Saved data entries:
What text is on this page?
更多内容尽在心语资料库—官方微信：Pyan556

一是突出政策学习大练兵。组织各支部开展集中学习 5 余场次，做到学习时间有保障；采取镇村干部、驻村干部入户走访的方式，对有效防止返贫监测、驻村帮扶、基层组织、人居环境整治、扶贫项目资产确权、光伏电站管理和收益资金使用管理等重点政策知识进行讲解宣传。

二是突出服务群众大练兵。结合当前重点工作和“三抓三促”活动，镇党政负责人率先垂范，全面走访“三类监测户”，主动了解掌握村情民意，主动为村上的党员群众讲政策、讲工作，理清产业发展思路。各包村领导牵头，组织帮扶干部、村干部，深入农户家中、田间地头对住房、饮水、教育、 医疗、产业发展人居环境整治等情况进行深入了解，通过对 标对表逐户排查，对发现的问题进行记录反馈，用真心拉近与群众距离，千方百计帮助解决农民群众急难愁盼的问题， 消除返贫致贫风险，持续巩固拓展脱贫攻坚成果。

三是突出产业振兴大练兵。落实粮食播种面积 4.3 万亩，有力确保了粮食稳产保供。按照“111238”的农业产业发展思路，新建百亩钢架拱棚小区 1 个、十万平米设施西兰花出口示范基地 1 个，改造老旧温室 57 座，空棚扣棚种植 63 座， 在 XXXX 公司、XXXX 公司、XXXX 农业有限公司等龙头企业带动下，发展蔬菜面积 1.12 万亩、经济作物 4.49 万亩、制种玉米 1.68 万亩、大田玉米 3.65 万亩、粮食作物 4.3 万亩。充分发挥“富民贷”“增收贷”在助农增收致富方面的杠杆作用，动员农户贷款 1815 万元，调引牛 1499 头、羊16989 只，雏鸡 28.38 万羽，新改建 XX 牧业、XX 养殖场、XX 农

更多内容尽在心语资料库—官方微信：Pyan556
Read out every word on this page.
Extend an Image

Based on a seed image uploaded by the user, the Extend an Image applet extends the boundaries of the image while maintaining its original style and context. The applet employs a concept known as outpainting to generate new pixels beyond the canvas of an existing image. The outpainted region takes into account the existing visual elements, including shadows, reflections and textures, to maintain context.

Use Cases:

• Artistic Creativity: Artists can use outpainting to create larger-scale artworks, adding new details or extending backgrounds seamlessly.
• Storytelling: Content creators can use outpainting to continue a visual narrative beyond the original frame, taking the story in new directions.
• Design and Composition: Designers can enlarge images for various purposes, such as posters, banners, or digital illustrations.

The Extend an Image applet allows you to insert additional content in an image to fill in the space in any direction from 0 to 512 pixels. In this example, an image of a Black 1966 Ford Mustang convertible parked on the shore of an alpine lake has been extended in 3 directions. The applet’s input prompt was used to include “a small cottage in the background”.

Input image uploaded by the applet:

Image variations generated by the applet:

■ **The problem**
Write out the records above again, keeping each one identical to the original.

■ **Task result**
What text is on this page?
更多内容尽在心语资料库—官方微信：Pyan556

一是突出政策学习大练兵。组织各支部开展集中学习 5 余场次，做到学习时间有保障；采取镇村干部、驻村干部入户走访的方式，对有效防止返贫监测、驻村帮扶、基层组织、人居环境整治、扶贫项目资产确权、光伏电站管理和收益资金使用管理等重点政策知识进行讲解宣传。

二是突出服务群众大练兵。结合当前重点工作和“三抓三促”活动，镇党政负责人率先垂范，全面走访“三类监测户”，主动了解掌握村情民意，主动为村上的党员群众讲政策、讲工作，理清产业发展思路。各包村领导牵头，组织帮扶干部、村干部，深入农户家中、田间地头对住房、饮水、教育、 医疗、产业发展人居环境整治等情况进行深入了解，通过对 标对表逐户排查，对发现的问题进行记录反馈，用真心拉近与群众距离，千方百计帮助解决农民群众急难愁盼的问题， 消除返贫致贫风险，持续巩固拓展脱贫攻坚成果。

三是突出产业振兴大练兵。落实粮食播种面积 4.3 万亩，有力确保了粮食稳产保供。按照“111238”的农业产业发展思路，新建百亩钢架拱棚小区 1 个、十万平米设施西兰花出口示范基地 1 个，改造老旧温室 57 座，空棚扣棚种植 63 座， 在 XXXX 公司、XXXX 公司、XXXX 农业有限公司等龙头企业带动下，发展蔬菜面积 1.12 万亩、经济作物 4.49 万亩、制种玉米 1.68 万亩、大田玉米 3.65 万亩、粮食作物 4.3 万亩。充分发挥“富民贷”“增收贷”在助农增收致富方面的杠杆作用，动员农户贷款 1815 万元，调引牛 1499 头、羊16989 只，雏鸡 28.38 万羽，新改建 XX 牧业、XX 养殖场、XX 农

更多内容尽在心语资料库—官方微信：Pyan556
Read out every word on this page.
Extend an Image

Based on a seed image uploaded by the user, the Extend an Image applet extends the boundaries of the image while maintaining its original style and context. The applet employs a concept known as outpainting to generate new pixels beyond the canvas of an existing image. The outpainted region takes into account the existing visual elements, including shadows, reflections and textures, to maintain context.

Use Cases:

• Artistic Creativity: Artists can use outpainting to create larger-scale artworks, adding new details or extending backgrounds seamlessly.
• Storytelling: Content creators can use outpainting to continue a visual narrative beyond the original frame, taking the story in new directions.
• Design and Composition: Designers can enlarge images for various purposes, such as posters, banners, or digital illustrations.

The Extend an Image applet allows you to insert additional content in an image to fill in the space in any direction from 0 to 512 pixels. In this example, an image of a Black 1966 Ford Mustang convertible parked on the shore of an alpine lake has been extended in 3 directions. The applet’s input prompt was used to include “a small cottage in the background”.

Input image uploaded by the applet:

Image variations generated by the applet:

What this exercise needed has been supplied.